Figure content listings
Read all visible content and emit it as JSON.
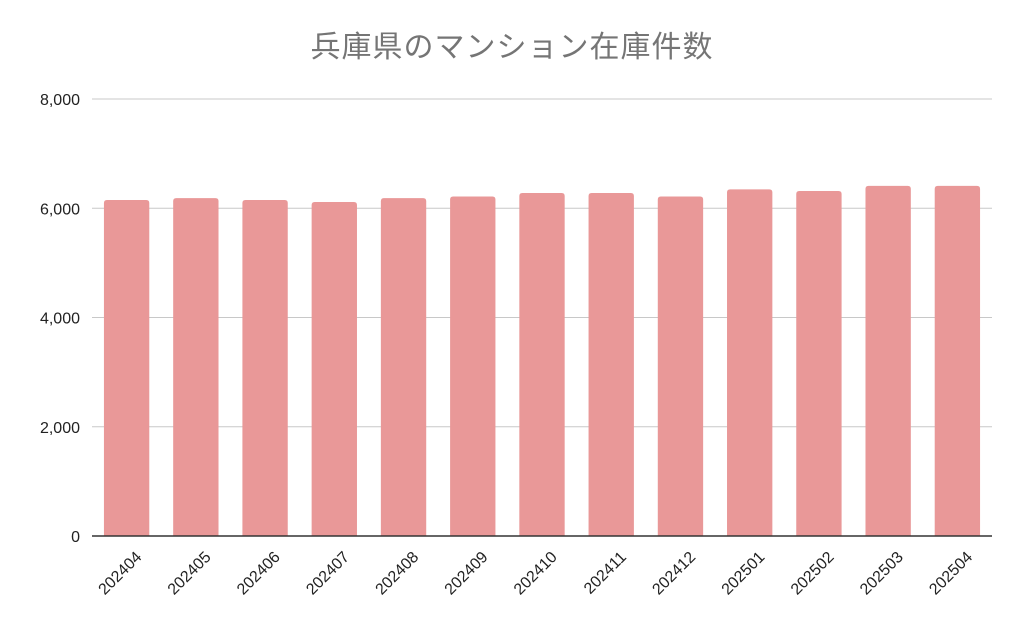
{
  "chart_data": {
    "type": "bar",
    "title": "兵庫県のマンション在庫件数",
    "xlabel": "",
    "ylabel": "",
    "categories": [
      "202404",
      "202405",
      "202406",
      "202407",
      "202408",
      "202409",
      "202410",
      "202411",
      "202412",
      "202501",
      "202502",
      "202503",
      "202504"
    ],
    "series": [
      {
        "values": [
          6150,
          6185,
          6150,
          6115,
          6185,
          6215,
          6280,
          6280,
          6215,
          6345,
          6315,
          6410,
          6410
        ]
      }
    ],
    "ylim": [
      0,
      8000
    ],
    "yticks": [
      0,
      2000,
      4000,
      6000,
      8000
    ],
    "ytick_labels": [
      "0",
      "2,000",
      "4,000",
      "6,000",
      "8,000"
    ],
    "grid": true,
    "legend": "none",
    "colors": {
      "bar": "#e99898",
      "grid": "#c8c8c8",
      "axis": "#333333"
    }
  }
}
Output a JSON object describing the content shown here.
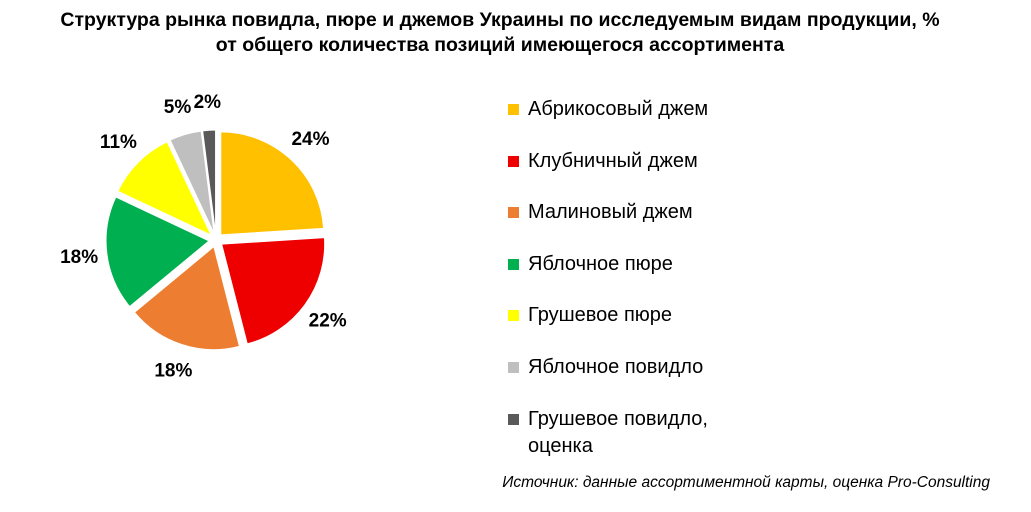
{
  "title_line1": "Структура рынка повидла, пюре и джемов Украины по исследуемым видам продукции, %",
  "title_line2": "от общего количества позиций имеющегося ассортимента",
  "source": "Источник: данные ассортиментной карты, оценка Pro-Consulting",
  "chart_data": {
    "type": "pie",
    "title": "Структура рынка повидла, пюре и джемов Украины по исследуемым видам продукции, % от общего количества позиций имеющегося ассортимента",
    "exploded": true,
    "legend_position": "right",
    "slices": [
      {
        "name": "Абрикосовый джем",
        "value": 24,
        "label": "24%",
        "color": "#FFC000"
      },
      {
        "name": "Клубничный джем",
        "value": 22,
        "label": "22%",
        "color": "#EE0000"
      },
      {
        "name": "Малиновый джем",
        "value": 18,
        "label": "18%",
        "color": "#ED7D31"
      },
      {
        "name": "Яблочное пюре",
        "value": 18,
        "label": "18%",
        "color": "#00B050"
      },
      {
        "name": "Грушевое пюре",
        "value": 11,
        "label": "11%",
        "color": "#FFFF00"
      },
      {
        "name": "Яблочное повидло",
        "value": 5,
        "label": "5%",
        "color": "#BFBFBF"
      },
      {
        "name": "Грушевое повидло,\nоценка",
        "value": 2,
        "label": "2%",
        "color": "#595959"
      }
    ]
  }
}
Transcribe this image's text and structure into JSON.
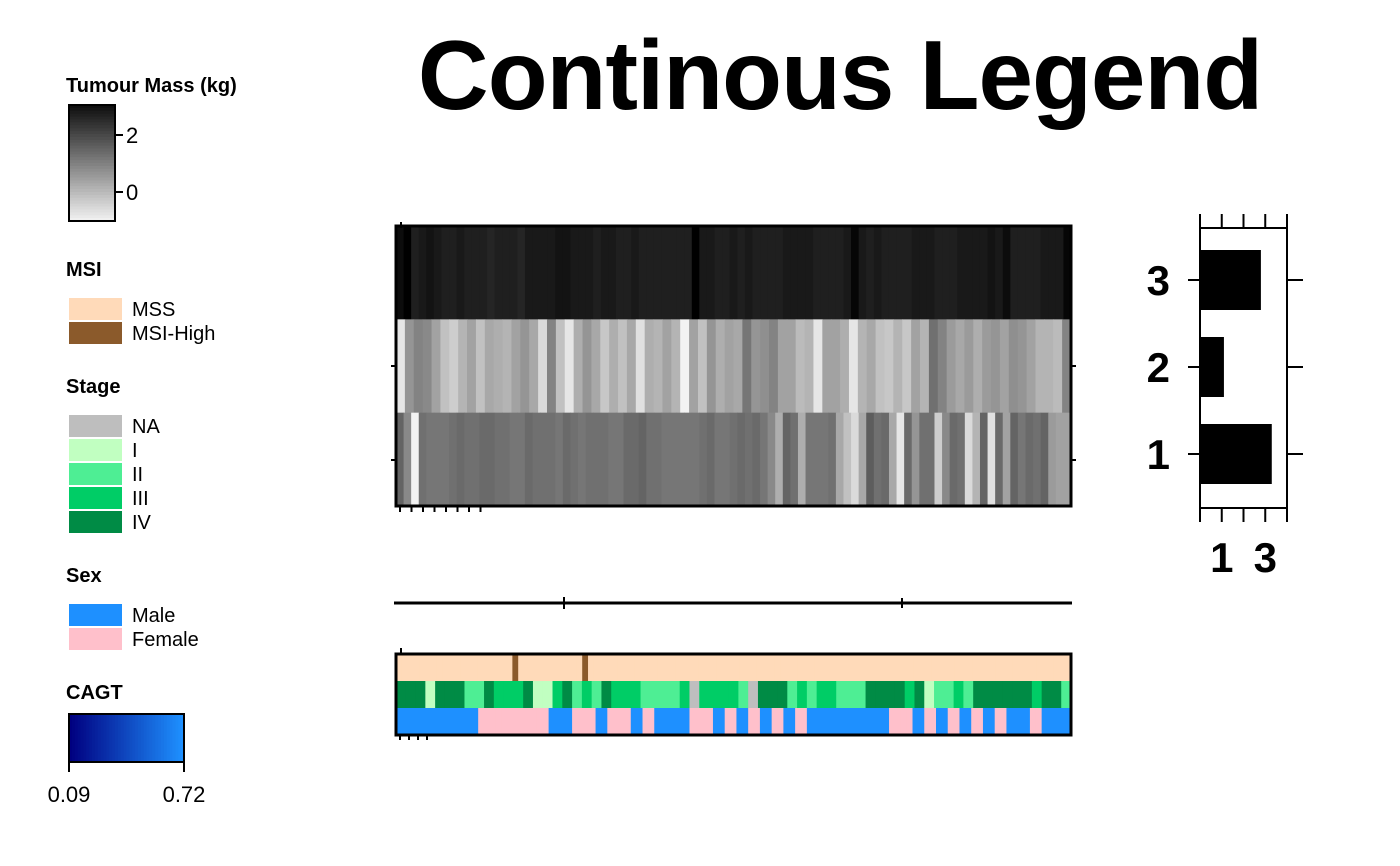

[Written instruction]
Copy all lines from the listing that contain "Яблочное".

[Solution for this exercise]
        "name": "Яблочное пюре",
        "name": "Яблочное повидло",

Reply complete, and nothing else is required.